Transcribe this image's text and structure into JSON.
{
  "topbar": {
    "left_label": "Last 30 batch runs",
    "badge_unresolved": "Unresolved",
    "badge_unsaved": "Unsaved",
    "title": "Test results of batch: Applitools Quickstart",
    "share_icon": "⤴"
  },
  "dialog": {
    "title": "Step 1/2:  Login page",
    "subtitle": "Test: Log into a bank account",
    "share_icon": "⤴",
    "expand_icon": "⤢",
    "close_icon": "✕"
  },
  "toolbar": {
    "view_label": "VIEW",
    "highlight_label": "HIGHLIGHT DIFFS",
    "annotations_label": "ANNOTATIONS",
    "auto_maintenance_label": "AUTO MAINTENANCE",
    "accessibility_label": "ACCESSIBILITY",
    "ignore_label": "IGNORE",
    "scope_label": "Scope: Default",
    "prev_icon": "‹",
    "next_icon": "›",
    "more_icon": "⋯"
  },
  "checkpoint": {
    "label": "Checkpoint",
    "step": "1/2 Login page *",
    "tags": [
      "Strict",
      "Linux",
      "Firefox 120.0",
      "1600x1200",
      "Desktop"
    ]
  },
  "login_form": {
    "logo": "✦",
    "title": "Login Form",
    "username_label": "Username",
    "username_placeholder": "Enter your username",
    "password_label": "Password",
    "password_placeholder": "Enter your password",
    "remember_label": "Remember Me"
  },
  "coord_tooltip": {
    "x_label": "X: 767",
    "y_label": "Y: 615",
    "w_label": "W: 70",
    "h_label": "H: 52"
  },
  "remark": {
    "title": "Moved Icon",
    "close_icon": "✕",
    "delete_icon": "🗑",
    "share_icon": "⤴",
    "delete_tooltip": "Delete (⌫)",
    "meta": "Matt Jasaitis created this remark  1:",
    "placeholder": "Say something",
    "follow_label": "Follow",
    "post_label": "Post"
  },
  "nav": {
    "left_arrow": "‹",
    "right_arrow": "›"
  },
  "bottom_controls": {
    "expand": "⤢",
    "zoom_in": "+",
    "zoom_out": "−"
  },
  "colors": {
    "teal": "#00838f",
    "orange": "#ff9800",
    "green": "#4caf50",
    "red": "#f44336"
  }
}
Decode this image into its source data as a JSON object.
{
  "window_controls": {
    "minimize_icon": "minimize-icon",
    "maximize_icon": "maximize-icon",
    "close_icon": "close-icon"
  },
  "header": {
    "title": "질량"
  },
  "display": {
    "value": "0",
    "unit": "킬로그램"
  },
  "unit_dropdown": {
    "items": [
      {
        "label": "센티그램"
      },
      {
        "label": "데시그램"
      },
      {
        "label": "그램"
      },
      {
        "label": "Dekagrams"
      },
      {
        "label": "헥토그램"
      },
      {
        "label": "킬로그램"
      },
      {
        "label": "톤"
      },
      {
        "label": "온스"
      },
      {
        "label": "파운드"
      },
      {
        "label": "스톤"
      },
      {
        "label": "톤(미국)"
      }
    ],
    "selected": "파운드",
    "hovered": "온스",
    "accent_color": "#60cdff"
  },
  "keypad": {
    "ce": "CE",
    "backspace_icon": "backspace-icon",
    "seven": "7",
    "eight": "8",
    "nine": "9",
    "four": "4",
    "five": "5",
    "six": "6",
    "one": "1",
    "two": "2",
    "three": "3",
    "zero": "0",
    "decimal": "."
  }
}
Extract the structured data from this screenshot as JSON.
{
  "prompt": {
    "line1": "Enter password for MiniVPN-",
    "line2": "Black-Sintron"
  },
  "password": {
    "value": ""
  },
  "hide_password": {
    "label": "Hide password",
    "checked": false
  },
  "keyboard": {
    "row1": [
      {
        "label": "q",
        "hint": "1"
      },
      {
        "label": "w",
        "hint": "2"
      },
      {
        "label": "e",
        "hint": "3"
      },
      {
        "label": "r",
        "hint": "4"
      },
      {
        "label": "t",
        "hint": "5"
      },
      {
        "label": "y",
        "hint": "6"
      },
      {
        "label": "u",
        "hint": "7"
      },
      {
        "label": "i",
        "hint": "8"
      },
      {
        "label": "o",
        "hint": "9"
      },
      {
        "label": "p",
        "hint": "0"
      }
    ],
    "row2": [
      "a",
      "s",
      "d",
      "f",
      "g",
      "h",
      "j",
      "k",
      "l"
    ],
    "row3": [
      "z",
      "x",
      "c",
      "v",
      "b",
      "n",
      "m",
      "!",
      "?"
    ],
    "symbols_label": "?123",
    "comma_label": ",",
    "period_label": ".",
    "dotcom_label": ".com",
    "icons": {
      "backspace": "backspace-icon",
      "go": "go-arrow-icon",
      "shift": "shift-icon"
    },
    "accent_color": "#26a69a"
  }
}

- - -

- [TASK OBJECTIVE] From the listing above, extract all records word for word.

- [RESPONSE TO THIS TASK]
Transcribe this image's text and structure into JSON.
{
  "topbar": {
    "left_label": "Last 30 batch runs",
    "badge_unresolved": "Unresolved",
    "badge_unsaved": "Unsaved",
    "title": "Test results of batch: Applitools Quickstart",
    "share_icon": "⤴"
  },
  "dialog": {
    "title": "Step 1/2:  Login page",
    "subtitle": "Test: Log into a bank account",
    "share_icon": "⤴",
    "expand_icon": "⤢",
    "close_icon": "✕"
  },
  "toolbar": {
    "view_label": "VIEW",
    "highlight_label": "HIGHLIGHT DIFFS",
    "annotations_label": "ANNOTATIONS",
    "auto_maintenance_label": "AUTO MAINTENANCE",
    "accessibility_label": "ACCESSIBILITY",
    "ignore_label": "IGNORE",
    "scope_label": "Scope: Default",
    "prev_icon": "‹",
    "next_icon": "›",
    "more_icon": "⋯"
  },
  "checkpoint": {
    "label": "Checkpoint",
    "step": "1/2 Login page *",
    "tags": [
      "Strict",
      "Linux",
      "Firefox 120.0",
      "1600x1200",
      "Desktop"
    ]
  },
  "login_form": {
    "logo": "✦",
    "title": "Login Form",
    "username_label": "Username",
    "username_placeholder": "Enter your username",
    "password_label": "Password",
    "password_placeholder": "Enter your password",
    "remember_label": "Remember Me"
  },
  "coord_tooltip": {
    "x_label": "X: 767",
    "y_label": "Y: 615",
    "w_label": "W: 70",
    "h_label": "H: 52"
  },
  "remark": {
    "title": "Moved Icon",
    "close_icon": "✕",
    "delete_icon": "🗑",
    "share_icon": "⤴",
    "delete_tooltip": "Delete (⌫)",
    "meta": "Matt Jasaitis created this remark  1:",
    "placeholder": "Say something",
    "follow_label": "Follow",
    "post_label": "Post"
  },
  "nav": {
    "left_arrow": "‹",
    "right_arrow": "›"
  },
  "bottom_controls": {
    "expand": "⤢",
    "zoom_in": "+",
    "zoom_out": "−"
  },
  "colors": {
    "teal": "#00838f",
    "orange": "#ff9800",
    "green": "#4caf50",
    "red": "#f44336"
  }
}
Decode this image into its source data as a JSON object.
{
  "window_controls": {
    "minimize_icon": "minimize-icon",
    "maximize_icon": "maximize-icon",
    "close_icon": "close-icon"
  },
  "header": {
    "title": "질량"
  },
  "display": {
    "value": "0",
    "unit": "킬로그램"
  },
  "unit_dropdown": {
    "items": [
      {
        "label": "센티그램"
      },
      {
        "label": "데시그램"
      },
      {
        "label": "그램"
      },
      {
        "label": "Dekagrams"
      },
      {
        "label": "헥토그램"
      },
      {
        "label": "킬로그램"
      },
      {
        "label": "톤"
      },
      {
        "label": "온스"
      },
      {
        "label": "파운드"
      },
      {
        "label": "스톤"
      },
      {
        "label": "톤(미국)"
      }
    ],
    "selected": "파운드",
    "hovered": "온스",
    "accent_color": "#60cdff"
  },
  "keypad": {
    "ce": "CE",
    "backspace_icon": "backspace-icon",
    "seven": "7",
    "eight": "8",
    "nine": "9",
    "four": "4",
    "five": "5",
    "six": "6",
    "one": "1",
    "two": "2",
    "three": "3",
    "zero": "0",
    "decimal": "."
  }
}
Extract the structured data from this screenshot as JSON.
{
  "prompt": {
    "line1": "Enter password for MiniVPN-",
    "line2": "Black-Sintron"
  },
  "password": {
    "value": ""
  },
  "hide_password": {
    "label": "Hide password",
    "checked": false
  },
  "keyboard": {
    "row1": [
      {
        "label": "q",
        "hint": "1"
      },
      {
        "label": "w",
        "hint": "2"
      },
      {
        "label": "e",
        "hint": "3"
      },
      {
        "label": "r",
        "hint": "4"
      },
      {
        "label": "t",
        "hint": "5"
      },
      {
        "label": "y",
        "hint": "6"
      },
      {
        "label": "u",
        "hint": "7"
      },
      {
        "label": "i",
        "hint": "8"
      },
      {
        "label": "o",
        "hint": "9"
      },
      {
        "label": "p",
        "hint": "0"
      }
    ],
    "row2": [
      "a",
      "s",
      "d",
      "f",
      "g",
      "h",
      "j",
      "k",
      "l"
    ],
    "row3": [
      "z",
      "x",
      "c",
      "v",
      "b",
      "n",
      "m",
      "!",
      "?"
    ],
    "symbols_label": "?123",
    "comma_label": ",",
    "period_label": ".",
    "dotcom_label": ".com",
    "icons": {
      "backspace": "backspace-icon",
      "go": "go-arrow-icon",
      "shift": "shift-icon"
    },
    "accent_color": "#26a69a"
  }
}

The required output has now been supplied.